Give all the lines below again, exactly, with no pictures.

● ● ● ● ● ● ●

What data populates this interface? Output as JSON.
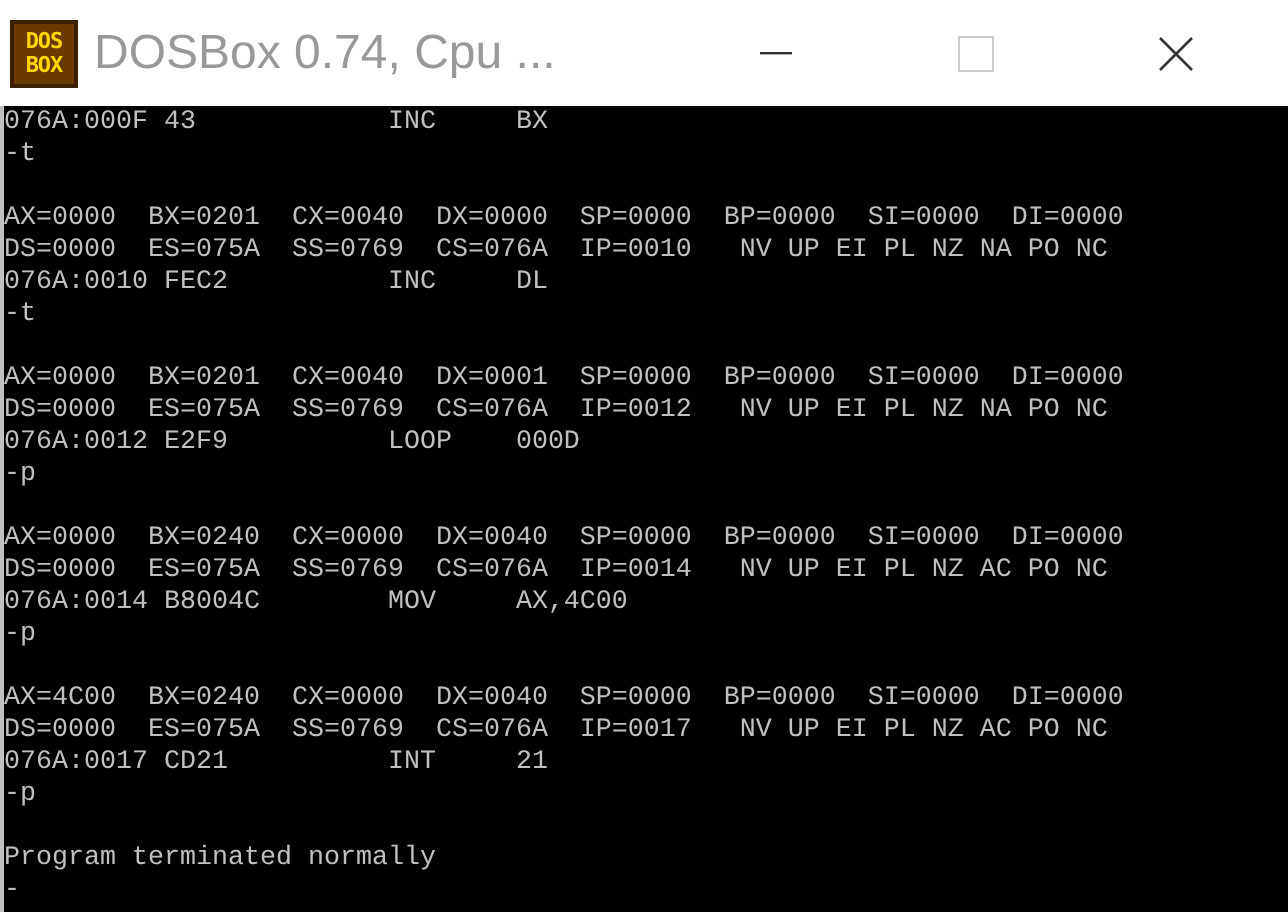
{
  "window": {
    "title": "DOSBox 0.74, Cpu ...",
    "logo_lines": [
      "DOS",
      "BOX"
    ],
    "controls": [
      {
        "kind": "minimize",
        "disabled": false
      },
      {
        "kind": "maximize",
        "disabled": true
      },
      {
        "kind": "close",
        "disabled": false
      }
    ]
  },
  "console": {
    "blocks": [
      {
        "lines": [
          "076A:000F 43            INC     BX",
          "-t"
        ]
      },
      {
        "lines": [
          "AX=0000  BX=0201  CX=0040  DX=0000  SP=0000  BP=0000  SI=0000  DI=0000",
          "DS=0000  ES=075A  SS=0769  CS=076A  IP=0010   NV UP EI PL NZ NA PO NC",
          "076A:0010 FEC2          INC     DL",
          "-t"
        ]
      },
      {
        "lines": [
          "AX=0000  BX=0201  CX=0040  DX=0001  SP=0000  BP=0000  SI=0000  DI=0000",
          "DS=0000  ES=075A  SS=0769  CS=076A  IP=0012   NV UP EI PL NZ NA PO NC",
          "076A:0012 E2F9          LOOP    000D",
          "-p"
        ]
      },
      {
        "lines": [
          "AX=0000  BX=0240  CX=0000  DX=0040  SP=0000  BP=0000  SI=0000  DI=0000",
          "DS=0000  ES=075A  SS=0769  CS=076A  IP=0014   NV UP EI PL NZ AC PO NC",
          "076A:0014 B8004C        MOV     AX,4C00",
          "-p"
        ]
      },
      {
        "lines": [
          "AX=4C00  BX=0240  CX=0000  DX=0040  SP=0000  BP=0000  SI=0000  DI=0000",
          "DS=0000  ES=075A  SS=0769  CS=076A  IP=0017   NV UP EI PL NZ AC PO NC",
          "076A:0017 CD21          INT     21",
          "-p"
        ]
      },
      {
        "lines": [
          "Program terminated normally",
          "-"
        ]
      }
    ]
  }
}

● ● ● ● ● ● ●

→ WRITTEN ANSWER
What data populates this interface? Output as JSON.
{
  "window": {
    "title": "DOSBox 0.74, Cpu ...",
    "logo_lines": [
      "DOS",
      "BOX"
    ],
    "controls": [
      {
        "kind": "minimize",
        "disabled": false
      },
      {
        "kind": "maximize",
        "disabled": true
      },
      {
        "kind": "close",
        "disabled": false
      }
    ]
  },
  "console": {
    "blocks": [
      {
        "lines": [
          "076A:000F 43            INC     BX",
          "-t"
        ]
      },
      {
        "lines": [
          "AX=0000  BX=0201  CX=0040  DX=0000  SP=0000  BP=0000  SI=0000  DI=0000",
          "DS=0000  ES=075A  SS=0769  CS=076A  IP=0010   NV UP EI PL NZ NA PO NC",
          "076A:0010 FEC2          INC     DL",
          "-t"
        ]
      },
      {
        "lines": [
          "AX=0000  BX=0201  CX=0040  DX=0001  SP=0000  BP=0000  SI=0000  DI=0000",
          "DS=0000  ES=075A  SS=0769  CS=076A  IP=0012   NV UP EI PL NZ NA PO NC",
          "076A:0012 E2F9          LOOP    000D",
          "-p"
        ]
      },
      {
        "lines": [
          "AX=0000  BX=0240  CX=0000  DX=0040  SP=0000  BP=0000  SI=0000  DI=0000",
          "DS=0000  ES=075A  SS=0769  CS=076A  IP=0014   NV UP EI PL NZ AC PO NC",
          "076A:0014 B8004C        MOV     AX,4C00",
          "-p"
        ]
      },
      {
        "lines": [
          "AX=4C00  BX=0240  CX=0000  DX=0040  SP=0000  BP=0000  SI=0000  DI=0000",
          "DS=0000  ES=075A  SS=0769  CS=076A  IP=0017   NV UP EI PL NZ AC PO NC",
          "076A:0017 CD21          INT     21",
          "-p"
        ]
      },
      {
        "lines": [
          "Program terminated normally",
          "-"
        ]
      }
    ]
  }
}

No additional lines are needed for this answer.